#### Objective:
Copy the listing below line for line, with no changes to any character.

#### Input:
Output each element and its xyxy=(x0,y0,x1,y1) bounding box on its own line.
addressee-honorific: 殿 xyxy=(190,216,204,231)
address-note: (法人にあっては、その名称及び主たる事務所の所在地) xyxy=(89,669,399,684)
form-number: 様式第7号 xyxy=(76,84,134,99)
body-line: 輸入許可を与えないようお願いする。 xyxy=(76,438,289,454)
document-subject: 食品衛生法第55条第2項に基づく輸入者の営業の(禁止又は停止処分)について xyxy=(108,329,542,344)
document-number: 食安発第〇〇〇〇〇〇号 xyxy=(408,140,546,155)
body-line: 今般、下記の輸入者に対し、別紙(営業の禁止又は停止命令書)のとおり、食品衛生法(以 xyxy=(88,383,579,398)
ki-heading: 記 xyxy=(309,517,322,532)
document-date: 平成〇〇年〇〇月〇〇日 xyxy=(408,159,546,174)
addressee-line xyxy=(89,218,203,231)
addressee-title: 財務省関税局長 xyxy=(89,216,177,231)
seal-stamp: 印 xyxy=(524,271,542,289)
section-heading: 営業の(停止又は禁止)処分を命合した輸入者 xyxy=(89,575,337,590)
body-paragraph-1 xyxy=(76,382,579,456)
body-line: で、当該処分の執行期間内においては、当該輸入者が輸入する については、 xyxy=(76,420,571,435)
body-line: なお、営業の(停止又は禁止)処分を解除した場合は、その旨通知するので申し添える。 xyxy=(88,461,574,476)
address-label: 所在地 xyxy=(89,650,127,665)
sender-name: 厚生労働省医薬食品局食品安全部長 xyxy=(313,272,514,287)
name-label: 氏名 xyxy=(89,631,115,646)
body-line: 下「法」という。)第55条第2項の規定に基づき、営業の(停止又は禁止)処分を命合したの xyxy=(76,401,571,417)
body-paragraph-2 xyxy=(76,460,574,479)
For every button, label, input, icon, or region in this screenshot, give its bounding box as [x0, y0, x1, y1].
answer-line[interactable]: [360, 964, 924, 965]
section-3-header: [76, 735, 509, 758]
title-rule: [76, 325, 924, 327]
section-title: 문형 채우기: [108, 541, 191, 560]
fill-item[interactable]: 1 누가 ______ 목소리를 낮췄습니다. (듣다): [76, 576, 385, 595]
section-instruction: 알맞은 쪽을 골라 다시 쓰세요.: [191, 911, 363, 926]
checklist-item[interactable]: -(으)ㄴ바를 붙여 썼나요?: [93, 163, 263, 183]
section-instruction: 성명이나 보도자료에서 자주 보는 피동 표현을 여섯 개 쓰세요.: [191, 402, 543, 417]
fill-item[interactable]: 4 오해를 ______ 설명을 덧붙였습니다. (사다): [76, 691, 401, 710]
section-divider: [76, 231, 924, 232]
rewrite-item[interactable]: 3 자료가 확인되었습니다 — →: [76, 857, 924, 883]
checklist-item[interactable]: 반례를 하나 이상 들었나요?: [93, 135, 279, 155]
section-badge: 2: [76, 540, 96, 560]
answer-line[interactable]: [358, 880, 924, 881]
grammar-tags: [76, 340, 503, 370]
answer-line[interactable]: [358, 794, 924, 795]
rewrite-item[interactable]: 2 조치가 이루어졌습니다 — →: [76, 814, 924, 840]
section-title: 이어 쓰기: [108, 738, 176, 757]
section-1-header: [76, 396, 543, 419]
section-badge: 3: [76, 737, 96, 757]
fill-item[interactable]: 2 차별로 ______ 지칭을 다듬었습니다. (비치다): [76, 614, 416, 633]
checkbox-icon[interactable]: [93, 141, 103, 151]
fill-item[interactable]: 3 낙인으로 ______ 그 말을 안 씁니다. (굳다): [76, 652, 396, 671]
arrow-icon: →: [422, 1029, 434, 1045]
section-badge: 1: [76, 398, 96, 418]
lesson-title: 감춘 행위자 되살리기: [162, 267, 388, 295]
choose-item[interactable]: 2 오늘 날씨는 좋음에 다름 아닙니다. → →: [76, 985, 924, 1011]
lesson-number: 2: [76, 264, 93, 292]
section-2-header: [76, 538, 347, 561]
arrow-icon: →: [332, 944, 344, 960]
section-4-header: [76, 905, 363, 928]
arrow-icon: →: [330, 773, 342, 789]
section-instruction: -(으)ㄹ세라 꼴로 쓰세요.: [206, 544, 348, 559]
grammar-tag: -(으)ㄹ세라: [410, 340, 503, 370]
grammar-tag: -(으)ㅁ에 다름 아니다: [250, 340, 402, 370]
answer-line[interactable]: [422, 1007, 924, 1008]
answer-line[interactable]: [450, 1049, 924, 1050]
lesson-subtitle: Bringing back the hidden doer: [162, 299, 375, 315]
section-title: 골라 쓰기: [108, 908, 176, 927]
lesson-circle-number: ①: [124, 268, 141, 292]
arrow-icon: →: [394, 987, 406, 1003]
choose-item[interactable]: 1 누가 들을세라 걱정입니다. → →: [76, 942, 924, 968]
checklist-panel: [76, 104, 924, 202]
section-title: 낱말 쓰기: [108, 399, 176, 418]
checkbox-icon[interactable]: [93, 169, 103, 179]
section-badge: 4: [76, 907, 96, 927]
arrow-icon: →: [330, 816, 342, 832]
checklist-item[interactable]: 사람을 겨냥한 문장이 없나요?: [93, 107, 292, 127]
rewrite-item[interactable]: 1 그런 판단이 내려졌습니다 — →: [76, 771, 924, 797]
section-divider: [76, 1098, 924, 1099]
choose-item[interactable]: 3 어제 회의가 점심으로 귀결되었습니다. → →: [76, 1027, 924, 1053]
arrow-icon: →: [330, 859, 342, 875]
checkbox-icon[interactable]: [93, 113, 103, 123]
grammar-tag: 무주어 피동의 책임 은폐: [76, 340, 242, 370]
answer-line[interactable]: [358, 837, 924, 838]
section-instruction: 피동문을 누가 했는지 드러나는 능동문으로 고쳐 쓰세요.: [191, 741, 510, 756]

#### Exercise response:
Output each element and its xyxy=(x0,y0,x1,y1) bounding box on its own line.
addressee-honorific: 殿 xyxy=(190,216,204,231)
address-note: (法人にあっては、その名称及び主たる事務所の所在地) xyxy=(89,669,399,684)
form-number: 様式第7号 xyxy=(76,84,134,99)
body-line: 輸入許可を与えないようお願いする。 xyxy=(76,438,289,454)
document-subject: 食品衛生法第55条第2項に基づく輸入者の営業の(禁止又は停止処分)について xyxy=(108,329,542,344)
document-number: 食安発第〇〇〇〇〇〇号 xyxy=(408,140,546,155)
body-line: 今般、下記の輸入者に対し、別紙(営業の禁止又は停止命令書)のとおり、食品衛生法(以 xyxy=(88,383,579,398)
ki-heading: 記 xyxy=(309,517,322,532)
document-date: 平成〇〇年〇〇月〇〇日 xyxy=(408,159,546,174)
addressee-line xyxy=(89,218,203,231)
addressee-title: 財務省関税局長 xyxy=(89,216,177,231)
seal-stamp: 印 xyxy=(524,271,542,289)
section-heading: 営業の(停止又は禁止)処分を命合した輸入者 xyxy=(89,575,337,590)
body-paragraph-1 xyxy=(76,382,579,456)
body-line: で、当該処分の執行期間内においては、当該輸入者が輸入する については、 xyxy=(76,420,571,435)
body-line: なお、営業の(停止又は禁止)処分を解除した場合は、その旨通知するので申し添える。 xyxy=(88,461,574,476)
address-label: 所在地 xyxy=(89,650,127,665)
sender-name: 厚生労働省医薬食品局食品安全部長 xyxy=(313,272,514,287)
name-label: 氏名 xyxy=(89,631,115,646)
body-line: 下「法」という。)第55条第2項の規定に基づき、営業の(停止又は禁止)処分を命合したの xyxy=(76,401,571,417)
body-paragraph-2 xyxy=(76,460,574,479)
For every button, label, input, icon, or region in this screenshot, give its bounding box as [x0, y0, x1, y1].
answer-line[interactable]: [360, 964, 924, 965]
section-3-header: [76, 735, 509, 758]
title-rule: [76, 325, 924, 327]
section-title: 문형 채우기: [108, 541, 191, 560]
fill-item[interactable]: 1 누가 ______ 목소리를 낮췄습니다. (듣다): [76, 576, 385, 595]
section-instruction: 알맞은 쪽을 골라 다시 쓰세요.: [191, 911, 363, 926]
checklist-item[interactable]: -(으)ㄴ바를 붙여 썼나요?: [93, 163, 263, 183]
section-instruction: 성명이나 보도자료에서 자주 보는 피동 표현을 여섯 개 쓰세요.: [191, 402, 543, 417]
fill-item[interactable]: 4 오해를 ______ 설명을 덧붙였습니다. (사다): [76, 691, 401, 710]
section-divider: [76, 231, 924, 232]
rewrite-item[interactable]: 3 자료가 확인되었습니다 — →: [76, 857, 924, 883]
checklist-item[interactable]: 반례를 하나 이상 들었나요?: [93, 135, 279, 155]
section-badge: 2: [76, 540, 96, 560]
answer-line[interactable]: [358, 880, 924, 881]
grammar-tags: [76, 340, 503, 370]
answer-line[interactable]: [358, 794, 924, 795]
rewrite-item[interactable]: 2 조치가 이루어졌습니다 — →: [76, 814, 924, 840]
section-title: 이어 쓰기: [108, 738, 176, 757]
section-1-header: [76, 396, 543, 419]
section-badge: 3: [76, 737, 96, 757]
fill-item[interactable]: 2 차별로 ______ 지칭을 다듬었습니다. (비치다): [76, 614, 416, 633]
checkbox-icon[interactable]: [93, 141, 103, 151]
fill-item[interactable]: 3 낙인으로 ______ 그 말을 안 씁니다. (굳다): [76, 652, 396, 671]
arrow-icon: →: [422, 1029, 434, 1045]
section-badge: 1: [76, 398, 96, 418]
lesson-title: 감춘 행위자 되살리기: [162, 267, 388, 295]
choose-item[interactable]: 2 오늘 날씨는 좋음에 다름 아닙니다. → →: [76, 985, 924, 1011]
lesson-number: 2: [76, 264, 93, 292]
section-2-header: [76, 538, 347, 561]
arrow-icon: →: [332, 944, 344, 960]
section-4-header: [76, 905, 363, 928]
arrow-icon: →: [330, 773, 342, 789]
section-instruction: -(으)ㄹ세라 꼴로 쓰세요.: [206, 544, 348, 559]
grammar-tag: -(으)ㄹ세라: [410, 340, 503, 370]
grammar-tag: -(으)ㅁ에 다름 아니다: [250, 340, 402, 370]
answer-line[interactable]: [422, 1007, 924, 1008]
answer-line[interactable]: [450, 1049, 924, 1050]
lesson-subtitle: Bringing back the hidden doer: [162, 299, 375, 315]
section-title: 골라 쓰기: [108, 908, 176, 927]
lesson-circle-number: ①: [124, 268, 141, 292]
arrow-icon: →: [394, 987, 406, 1003]
choose-item[interactable]: 1 누가 들을세라 걱정입니다. → →: [76, 942, 924, 968]
checklist-panel: [76, 104, 924, 202]
section-title: 낱말 쓰기: [108, 399, 176, 418]
checkbox-icon[interactable]: [93, 169, 103, 179]
section-badge: 4: [76, 907, 96, 927]
arrow-icon: →: [330, 816, 342, 832]
checklist-item[interactable]: 사람을 겨냥한 문장이 없나요?: [93, 107, 292, 127]
rewrite-item[interactable]: 1 그런 판단이 내려졌습니다 — →: [76, 771, 924, 797]
section-divider: [76, 1098, 924, 1099]
choose-item[interactable]: 3 어제 회의가 점심으로 귀결되었습니다. → →: [76, 1027, 924, 1053]
arrow-icon: →: [330, 859, 342, 875]
checkbox-icon[interactable]: [93, 113, 103, 123]
grammar-tag: 무주어 피동의 책임 은폐: [76, 340, 242, 370]
answer-line[interactable]: [358, 837, 924, 838]
section-instruction: 피동문을 누가 했는지 드러나는 능동문으로 고쳐 쓰세요.: [191, 741, 510, 756]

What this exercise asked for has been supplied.